阅读文本:
▼
夜裡還常停電,漆黑打穿牆面,将居住在木如寺裡的僧俗老少與古老的壁畫融為一體,空間中平靜的目光來自四面八方,互相對視。牟森說,“那是真正的漆黑,它不是一種顔色,而是一種喪失時間感知能力的記憶。”
那一年牟森沒有排戲,但是學到了很多東西。段錦川當時拍攝《青稞在唱歌》,牟森背着錄像機跟着一起去了貢嘎縣,農民打場,邊打邊唱,“那是我聽過的最好聽的歌了”。到了黃昏又去搶拍日落,在貢嘎機場的跑道上追太陽,一直追到太陽徹底落山。第一次上山采蘑菇,第一次認真背電影鏡頭,第一次做電視劇場記,都是在那一年的西藏。
90年牟森再次回來的時候,西藏話劇團已經從木如寺遷到了西郊新址,有了1000多平米的排演場,也有了兩層樓的職工宿舍。“劇團又收留了我,還給我房子,先一間,後一套。”于是在長的沒邊的日子裡,牟森每天下午去排練場一個人練習瑜伽動作,“張蕙蘭那本瑜伽書上的動作我都做過,有幾百個。排練場高,遼闊。閉上眼睛,聽瑜伽音樂,感覺是在天邊。”
也是在那個期間,牟森起了一個念,想要做一部西藏題材的話劇。對于各種各樣表達西藏的方式,他似乎都不太滿意。他希望打破人們對西藏既往的标簽性的認知,去掉符号性的态度,單純的表達感受。95年,他和一個日本的聲音藝術家合作時曾經讨論,亞洲的河流是什麼聲音?是西藏的河流的聲音嗎?“這些都是對西藏的表達,不隻是跟宗教有關。”
關于西藏,已經确定的表達内容,牟森隻有一個——“我始終覺得欠着西藏”。也許是因為兩次不辭而别,也許沒有任何具體的事由,隻是一種抽象的感覺。總之這個50歲的老男孩,每每提起西藏,心底深藏着一個“還”字。
我們要到彼岸去
1986年,牟森去西藏之前,接受了一個口述實錄報告文學的訪談,問到他的夢想時,他當時嘴上說,“擁有一個小劇團,在全世界流浪,巡回演出。”但心裡卻認為是完全不可能的事。
八年之後,這個夢想實現了。
“我們站在這兒幹什麼?”
“我們要到彼岸去。”
“彼岸是什麼?”
“彼岸!”
這些句子出自1993年的《彼岸/關于彼岸的漢語語法讨論》(下簡稱“《彼岸》”),那時正是他戲劇生涯的巅峰時期。《彼岸》、《零檔案》、《與艾滋有關》都是他很喜歡的作品。1994年,《零檔案》受到比利時布魯塞爾戲劇節的邀請,牟森開始帶着他的劇團滿世界流浪,在海外各藝術節巡演。
▲
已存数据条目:
▼
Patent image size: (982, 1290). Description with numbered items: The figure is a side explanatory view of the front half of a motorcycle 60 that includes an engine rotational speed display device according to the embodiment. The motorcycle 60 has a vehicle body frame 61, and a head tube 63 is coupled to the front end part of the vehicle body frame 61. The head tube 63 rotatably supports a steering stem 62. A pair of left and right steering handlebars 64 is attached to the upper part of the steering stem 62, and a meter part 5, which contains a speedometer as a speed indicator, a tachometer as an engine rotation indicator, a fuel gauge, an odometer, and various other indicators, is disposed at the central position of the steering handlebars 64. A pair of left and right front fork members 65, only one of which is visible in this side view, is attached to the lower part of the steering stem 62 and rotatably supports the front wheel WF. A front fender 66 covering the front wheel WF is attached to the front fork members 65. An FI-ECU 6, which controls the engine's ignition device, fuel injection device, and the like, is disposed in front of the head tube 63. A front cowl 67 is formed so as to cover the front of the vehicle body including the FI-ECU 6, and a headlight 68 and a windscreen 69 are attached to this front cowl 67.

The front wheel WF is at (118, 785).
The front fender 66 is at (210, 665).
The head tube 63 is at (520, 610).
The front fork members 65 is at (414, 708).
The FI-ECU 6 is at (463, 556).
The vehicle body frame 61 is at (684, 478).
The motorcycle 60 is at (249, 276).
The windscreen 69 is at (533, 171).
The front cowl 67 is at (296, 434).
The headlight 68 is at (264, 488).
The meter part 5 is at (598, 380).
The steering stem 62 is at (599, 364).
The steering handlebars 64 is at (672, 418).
▲
请逐字抄写阅读文本中从“八年之後,這個夢想實現了。”一直到“界流浪,在海外各藝術節巡演。”的全部内容。 上述材料在此不起任何作用。

输出结果:
八年之後,這個夢想實現了。
“我們站在這兒幹什麼?”
“我們要到彼岸去。”
“彼岸是什麼?”
“彼岸!”
這些句子出自1993年的《彼岸/關于彼岸的漢語語法讨論》(下簡稱“《彼岸》”),那時正是他戲劇生涯的巅峰時期。《彼岸》、《零檔案》、《與艾滋有關》都是他很喜歡的作品。1994年,《零檔案》受到比利時布魯塞爾戲劇節的邀請,牟森開始帶着他的劇團滿世界流浪,在海外各藝術節巡演。